Task to carry out: An exact reproduction of the records is required, with all images left out.

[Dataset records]

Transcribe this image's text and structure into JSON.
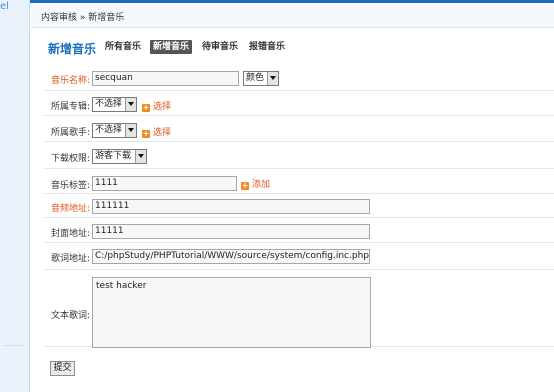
{
  "sidebar": {
    "partial_text": "el"
  },
  "breadcrumb": {
    "text": "内容审核 » 新增音乐"
  },
  "heading": "新增音乐",
  "tabs": [
    {
      "label": "所有音乐",
      "active": false
    },
    {
      "label": "新增音乐",
      "active": true
    },
    {
      "label": "待审音乐",
      "active": false
    },
    {
      "label": "报错音乐",
      "active": false
    }
  ],
  "form": {
    "music_name": {
      "label": "音乐名称:",
      "value": "secquan",
      "color_select": "颜色"
    },
    "album": {
      "label": "所属专辑:",
      "select": "不选择",
      "action": "选择"
    },
    "singer": {
      "label": "所属歌手:",
      "select": "不选择",
      "action": "选择"
    },
    "download": {
      "label": "下载权限:",
      "select": "游客下载"
    },
    "tags": {
      "label": "音乐标签:",
      "value": "1111",
      "action": "添加"
    },
    "audio_url": {
      "label": "音频地址:",
      "value": "111111"
    },
    "cover_url": {
      "label": "封面地址:",
      "value": "11111"
    },
    "lyrics_url": {
      "label": "歌词地址:",
      "value": "C:/phpStudy/PHPTutorial/WWW/source/system/config.inc.php"
    },
    "lyrics_text": {
      "label": "文本歌词:",
      "value": "test hacker"
    }
  },
  "submit_label": "提交",
  "colors": {
    "accent": "#1a6fc0",
    "required_label": "#e0561d",
    "action_icon": "#f08a1c"
  }
}
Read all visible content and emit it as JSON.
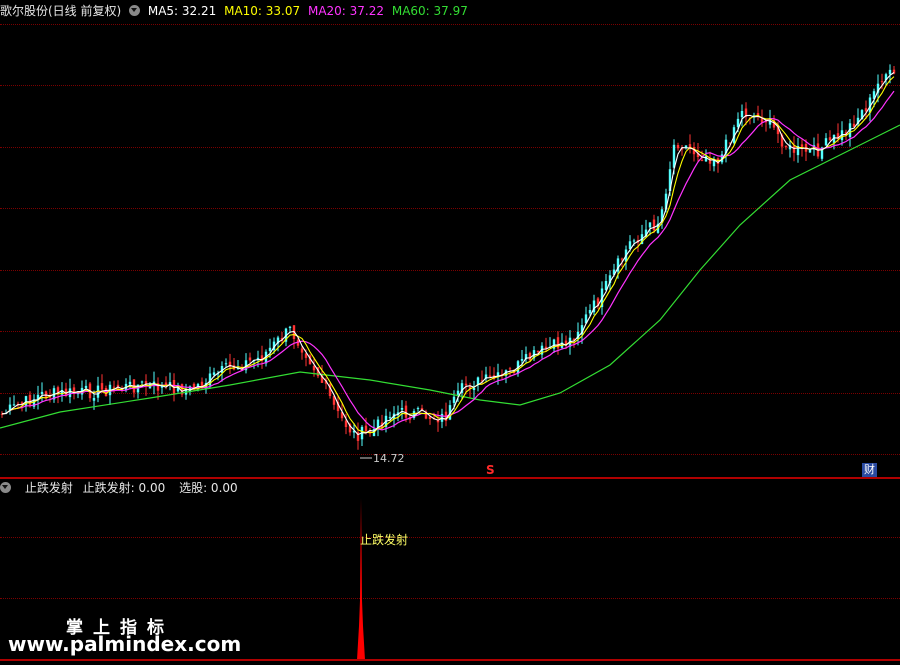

Reply:
Transcribe this image's text and structure into JSON.
{
  "sidebar": {
    "partial_text": "el"
  },
  "breadcrumb": {
    "text": "内容审核 » 新增音乐"
  },
  "heading": "新增音乐",
  "tabs": [
    {
      "label": "所有音乐",
      "active": false
    },
    {
      "label": "新增音乐",
      "active": true
    },
    {
      "label": "待审音乐",
      "active": false
    },
    {
      "label": "报错音乐",
      "active": false
    }
  ],
  "form": {
    "music_name": {
      "label": "音乐名称:",
      "value": "secquan",
      "color_select": "颜色"
    },
    "album": {
      "label": "所属专辑:",
      "select": "不选择",
      "action": "选择"
    },
    "singer": {
      "label": "所属歌手:",
      "select": "不选择",
      "action": "选择"
    },
    "download": {
      "label": "下载权限:",
      "select": "游客下载"
    },
    "tags": {
      "label": "音乐标签:",
      "value": "1111",
      "action": "添加"
    },
    "audio_url": {
      "label": "音频地址:",
      "value": "111111"
    },
    "cover_url": {
      "label": "封面地址:",
      "value": "11111"
    },
    "lyrics_url": {
      "label": "歌词地址:",
      "value": "C:/phpStudy/PHPTutorial/WWW/source/system/config.inc.php"
    },
    "lyrics_text": {
      "label": "文本歌词:",
      "value": "test hacker"
    }
  },
  "submit_label": "提交",
  "colors": {
    "accent": "#1a6fc0",
    "required_label": "#e0561d",
    "action_icon": "#f08a1c"
  }
}
Read all visible content and emit it as JSON.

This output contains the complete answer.